### Aim of the task
Retype each record below word for word. Leave the pictures out.

:::

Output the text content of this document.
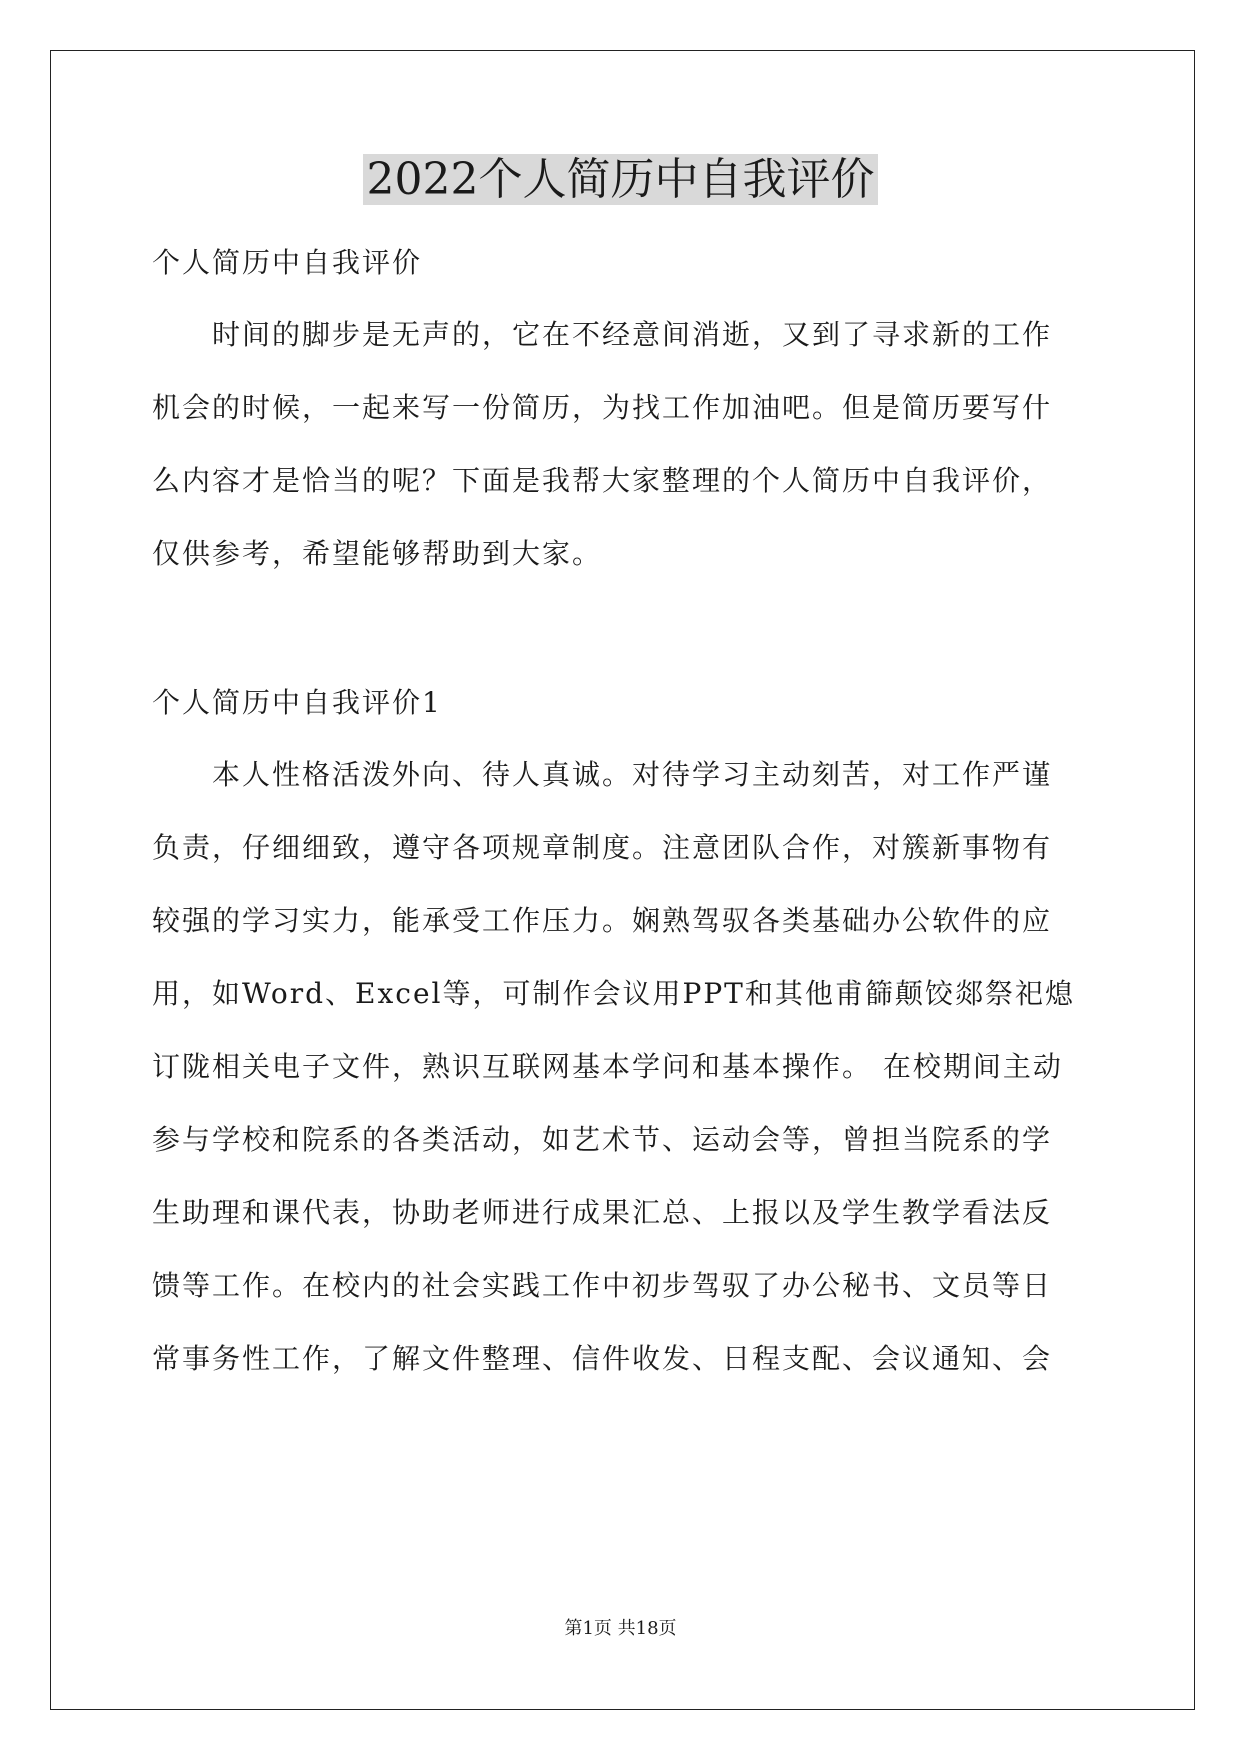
2022个人简历中自我评价
个人简历中自我评价
时间的脚步是无声的，它在不经意间消逝，又到了寻求新的工作
机会的时候，一起来写一份简历，为找工作加油吧。但是简历要写什
么内容才是恰当的呢？下面是我帮大家整理的个人简历中自我评价，
仅供参考，希望能够帮助到大家。
个人简历中自我评价1
本人性格活泼外向、待人真诚。对待学习主动刻苦，对工作严谨
负责，仔细细致，遵守各项规章制度。注意团队合作，对簇新事物有
较强的学习实力，能承受工作压力。娴熟驾驭各类基础办公软件的应
用，如Word、Excel等，可制作会议用PPT和其他甫篩颠饺郯祭祀熄
订陇相关电子文件，熟识互联网基本学问和基本操作。 在校期间主动
参与学校和院系的各类活动，如艺术节、运动会等，曾担当院系的学
生助理和课代表，协助老师进行成果汇总、上报以及学生教学看法反
馈等工作。在校内的社会实践工作中初步驾驭了办公秘书、文员等日
常事务性工作，了解文件整理、信件收发、日程支配、会议通知、会
第1页 共18页
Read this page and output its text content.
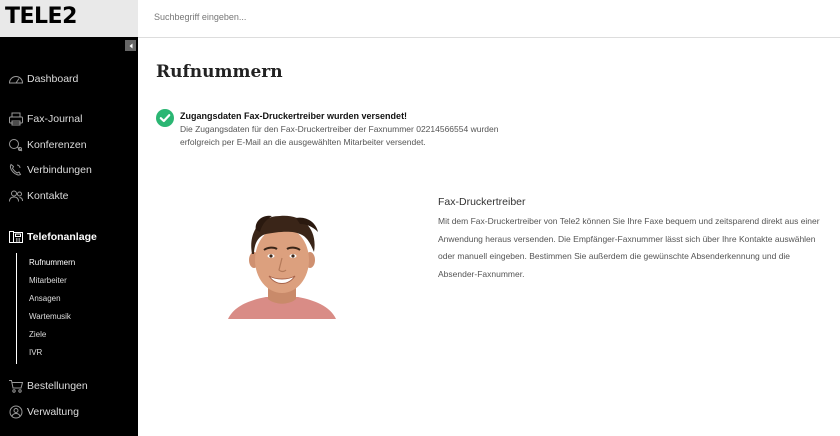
TELE2
Suchbegriff eingeben...
Dashboard
Fax-Journal
Konferenzen
Verbindungen
Kontakte
Telefonanlage
Bestellungen
Verwaltung
Rufnummern
Mitarbeiter
Ansagen
Wartemusik
Ziele
IVR
Rufnummern
Zugangsdaten Fax-Druckertreiber wurden versendet!
Die Zugangsdaten für den Fax-Druckertreiber der Faxnummer 02214566554 wurden erfolgreich per E-Mail an die ausgewählten Mitarbeiter versendet.
Fax-Druckertreiber
Mit dem Fax-Druckertreiber von Tele2 können Sie Ihre Faxe bequem und zeitsparend direkt aus einer Anwendung heraus versenden. Die Empfänger-Faxnummer lässt sich über Ihre Kontakte auswählen oder manuell eingeben. Bestimmen Sie außerdem die gewünschte Absenderkennung und die Absender-Faxnummer.
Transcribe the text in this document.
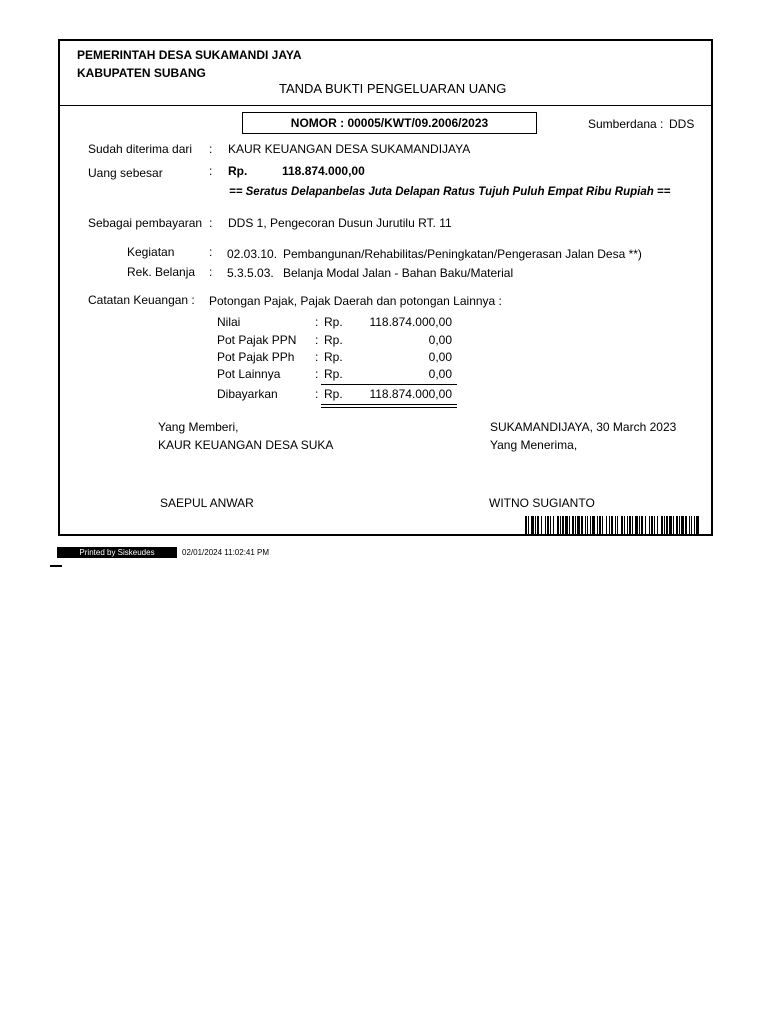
PEMERINTAH DESA SUKAMANDI JAYA
KABUPATEN SUBANG
TANDA BUKTI PENGELUARAN UANG
NOMOR : 00005/KWT/09.2006/2023	Sumberdana : DDS
Sudah diterima dari : KAUR KEUANGAN DESA SUKAMANDIJAYA
Uang sebesar	: Rp.	118.874.000,00
== Seratus Delapanbelas Juta Delapan Ratus Tujuh Puluh Empat Ribu Rupiah ==
Sebagai pembayaran : DDS 1, Pengecoran Dusun Jurutilu RT. 11
Kegiatan	: 02.03.10. Pembangunan/Rehabilitas/Peningkatan/Pengerasan Jalan Desa **)
Rek. Belanja : 5.3.5.03. Belanja Modal Jalan - Bahan Baku/Material
Catatan Keuangan : Potongan Pajak, Pajak Daerah dan potongan Lainnya :
Nilai	: Rp.	118.874.000,00
Pot Pajak PPN : Rp.	0,00
Pot Pajak PPh : Rp.	0,00
Pot Lainnya	: Rp.	0,00
Dibayarkan	: Rp.	118.874.000,00
Yang Memberi,
KAUR KEUANGAN DESA SUKA
SAEPUL ANWAR
SUKAMANDIJAYA, 30 March 2023
Yang Menerima,
WITNO SUGIANTO
Printed by Siskeudes	02/01/2024 11:02:41 PM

:::

### Worked solution
Output the text content of this document.
2022个人简历中自我评价
个人简历中自我评价
时间的脚步是无声的，它在不经意间消逝，又到了寻求新的工作
机会的时候，一起来写一份简历，为找工作加油吧。但是简历要写什
么内容才是恰当的呢？下面是我帮大家整理的个人简历中自我评价，
仅供参考，希望能够帮助到大家。
个人简历中自我评价1
本人性格活泼外向、待人真诚。对待学习主动刻苦，对工作严谨
负责，仔细细致，遵守各项规章制度。注意团队合作，对簇新事物有
较强的学习实力，能承受工作压力。娴熟驾驭各类基础办公软件的应
用，如Word、Excel等，可制作会议用PPT和其他甫篩颠饺郯祭祀熄
订陇相关电子文件，熟识互联网基本学问和基本操作。 在校期间主动
参与学校和院系的各类活动，如艺术节、运动会等，曾担当院系的学
生助理和课代表，协助老师进行成果汇总、上报以及学生教学看法反
馈等工作。在校内的社会实践工作中初步驾驭了办公秘书、文员等日
常事务性工作，了解文件整理、信件收发、日程支配、会议通知、会
第1页 共18页
Read this page and output its text content.
TELE2
Suchbegriff eingeben...
Dashboard
Fax-Journal
Konferenzen
Verbindungen
Kontakte
Telefonanlage
Bestellungen
Verwaltung
Rufnummern
Mitarbeiter
Ansagen
Wartemusik
Ziele
IVR
Rufnummern
Zugangsdaten Fax-Druckertreiber wurden versendet!
Die Zugangsdaten für den Fax-Druckertreiber der Faxnummer 02214566554 wurden erfolgreich per E-Mail an die ausgewählten Mitarbeiter versendet.
Fax-Druckertreiber
Mit dem Fax-Druckertreiber von Tele2 können Sie Ihre Faxe bequem und zeitsparend direkt aus einer Anwendung heraus versenden. Die Empfänger-Faxnummer lässt sich über Ihre Kontakte auswählen oder manuell eingeben. Bestimmen Sie außerdem die gewünschte Absenderkennung und die Absender-Faxnummer.
Transcribe the text in this document.
PEMERINTAH DESA SUKAMANDI JAYA
KABUPATEN SUBANG
TANDA BUKTI PENGELUARAN UANG
NOMOR : 00005/KWT/09.2006/2023	Sumberdana : DDS
Sudah diterima dari : KAUR KEUANGAN DESA SUKAMANDIJAYA
Uang sebesar	: Rp.	118.874.000,00
== Seratus Delapanbelas Juta Delapan Ratus Tujuh Puluh Empat Ribu Rupiah ==
Sebagai pembayaran : DDS 1, Pengecoran Dusun Jurutilu RT. 11
Kegiatan	: 02.03.10. Pembangunan/Rehabilitas/Peningkatan/Pengerasan Jalan Desa **)
Rek. Belanja : 5.3.5.03. Belanja Modal Jalan - Bahan Baku/Material
Catatan Keuangan : Potongan Pajak, Pajak Daerah dan potongan Lainnya :
Nilai	: Rp.	118.874.000,00
Pot Pajak PPN : Rp.	0,00
Pot Pajak PPh : Rp.	0,00
Pot Lainnya	: Rp.	0,00
Dibayarkan	: Rp.	118.874.000,00
Yang Memberi,
KAUR KEUANGAN DESA SUKA
SAEPUL ANWAR
SUKAMANDIJAYA, 30 March 2023
Yang Menerima,
WITNO SUGIANTO
Printed by Siskeudes	02/01/2024 11:02:41 PM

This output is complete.